Task details —
Copy each line below in which the word "react" occurs.

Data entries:
— start —

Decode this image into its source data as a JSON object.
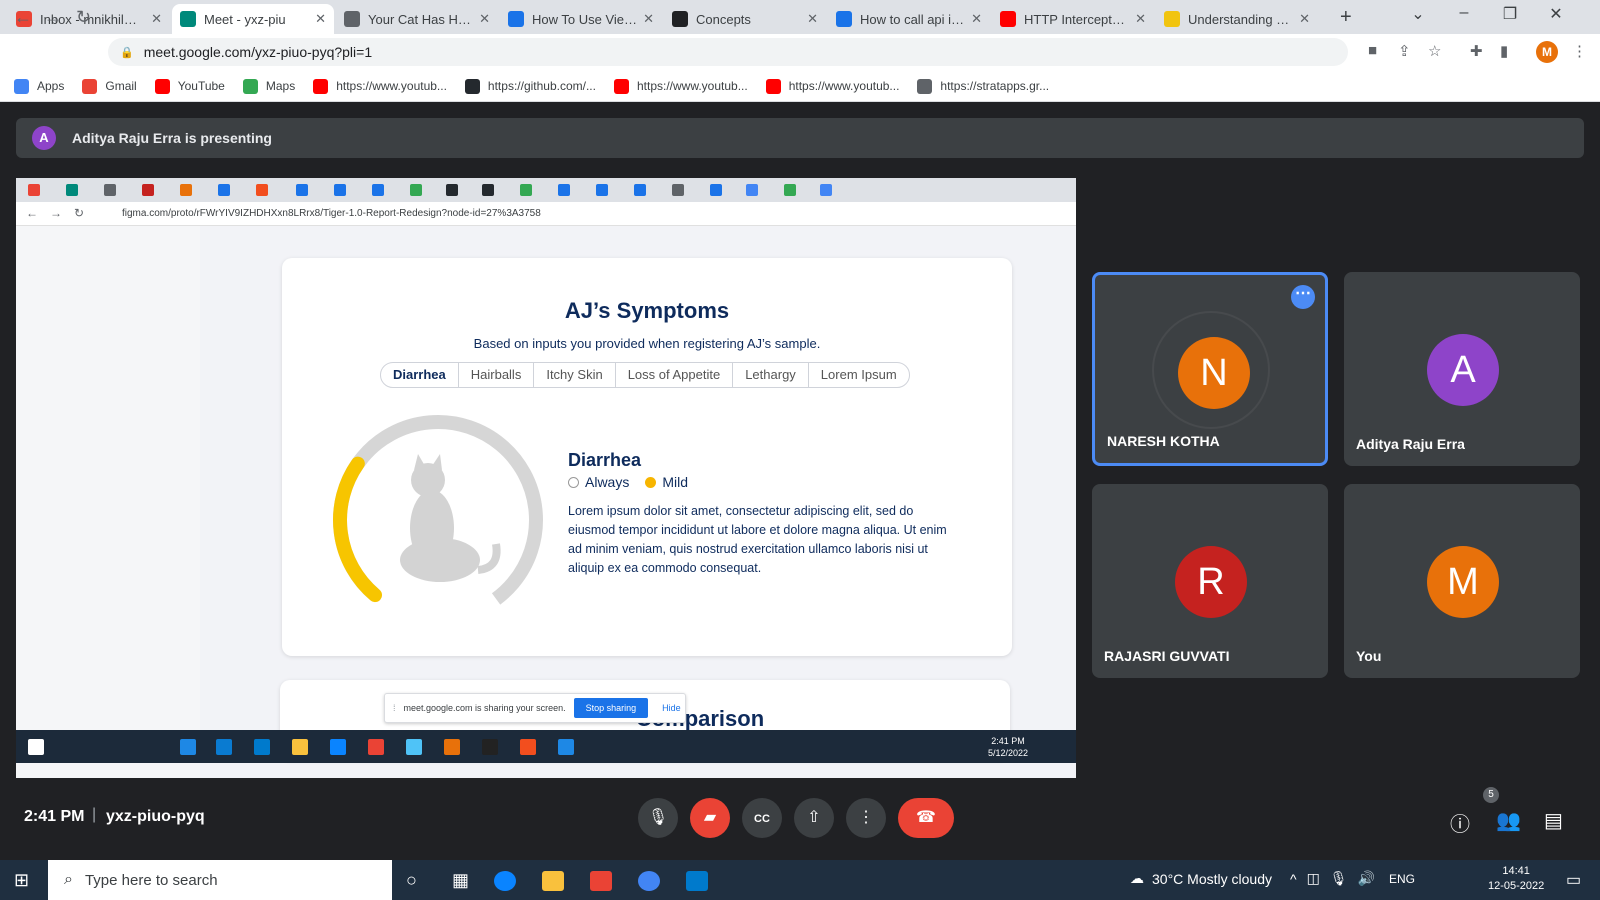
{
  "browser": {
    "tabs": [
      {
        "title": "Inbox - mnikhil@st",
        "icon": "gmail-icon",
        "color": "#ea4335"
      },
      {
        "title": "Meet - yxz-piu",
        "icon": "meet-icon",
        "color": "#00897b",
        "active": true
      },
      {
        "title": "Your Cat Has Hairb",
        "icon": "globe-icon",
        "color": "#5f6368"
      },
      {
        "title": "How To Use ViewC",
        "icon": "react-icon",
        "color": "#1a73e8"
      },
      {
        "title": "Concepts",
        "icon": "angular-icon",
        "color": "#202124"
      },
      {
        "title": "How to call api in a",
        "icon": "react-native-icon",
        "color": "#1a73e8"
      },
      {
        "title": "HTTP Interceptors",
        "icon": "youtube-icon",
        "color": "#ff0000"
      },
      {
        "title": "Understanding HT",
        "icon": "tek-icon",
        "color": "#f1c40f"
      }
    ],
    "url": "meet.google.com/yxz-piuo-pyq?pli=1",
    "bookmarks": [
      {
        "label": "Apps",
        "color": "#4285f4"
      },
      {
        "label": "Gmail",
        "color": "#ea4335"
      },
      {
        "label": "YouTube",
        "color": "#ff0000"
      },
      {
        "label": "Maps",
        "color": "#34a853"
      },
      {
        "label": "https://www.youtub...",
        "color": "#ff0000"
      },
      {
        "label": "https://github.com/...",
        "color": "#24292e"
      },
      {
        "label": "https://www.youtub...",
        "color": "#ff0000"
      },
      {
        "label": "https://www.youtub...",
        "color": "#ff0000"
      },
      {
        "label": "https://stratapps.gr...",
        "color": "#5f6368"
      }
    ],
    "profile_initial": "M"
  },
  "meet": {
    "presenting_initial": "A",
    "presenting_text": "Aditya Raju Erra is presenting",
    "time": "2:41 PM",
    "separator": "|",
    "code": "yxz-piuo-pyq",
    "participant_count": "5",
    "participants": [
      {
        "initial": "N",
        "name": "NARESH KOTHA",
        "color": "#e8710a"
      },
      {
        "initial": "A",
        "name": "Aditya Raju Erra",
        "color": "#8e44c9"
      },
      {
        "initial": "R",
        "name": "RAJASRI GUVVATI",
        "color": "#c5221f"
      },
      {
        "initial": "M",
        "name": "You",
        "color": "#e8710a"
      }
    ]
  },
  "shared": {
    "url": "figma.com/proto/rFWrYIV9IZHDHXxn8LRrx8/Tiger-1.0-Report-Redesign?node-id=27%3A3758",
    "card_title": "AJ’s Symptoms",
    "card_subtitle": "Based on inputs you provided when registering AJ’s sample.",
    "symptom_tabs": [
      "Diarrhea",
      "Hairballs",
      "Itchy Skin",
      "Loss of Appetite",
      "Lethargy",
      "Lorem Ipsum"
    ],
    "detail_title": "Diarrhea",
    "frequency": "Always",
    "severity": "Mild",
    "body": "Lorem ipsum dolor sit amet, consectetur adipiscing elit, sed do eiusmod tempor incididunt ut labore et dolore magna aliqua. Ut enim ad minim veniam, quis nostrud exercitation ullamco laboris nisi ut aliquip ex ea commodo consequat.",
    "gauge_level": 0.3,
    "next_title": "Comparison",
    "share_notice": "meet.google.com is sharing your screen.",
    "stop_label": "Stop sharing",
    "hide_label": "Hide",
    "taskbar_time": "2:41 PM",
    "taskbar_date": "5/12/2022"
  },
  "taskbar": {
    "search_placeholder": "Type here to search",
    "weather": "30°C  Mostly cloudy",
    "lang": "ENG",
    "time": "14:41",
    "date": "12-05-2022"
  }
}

— end —

Full output —
        "icon": "react-icon",
        "icon": "react-native-icon",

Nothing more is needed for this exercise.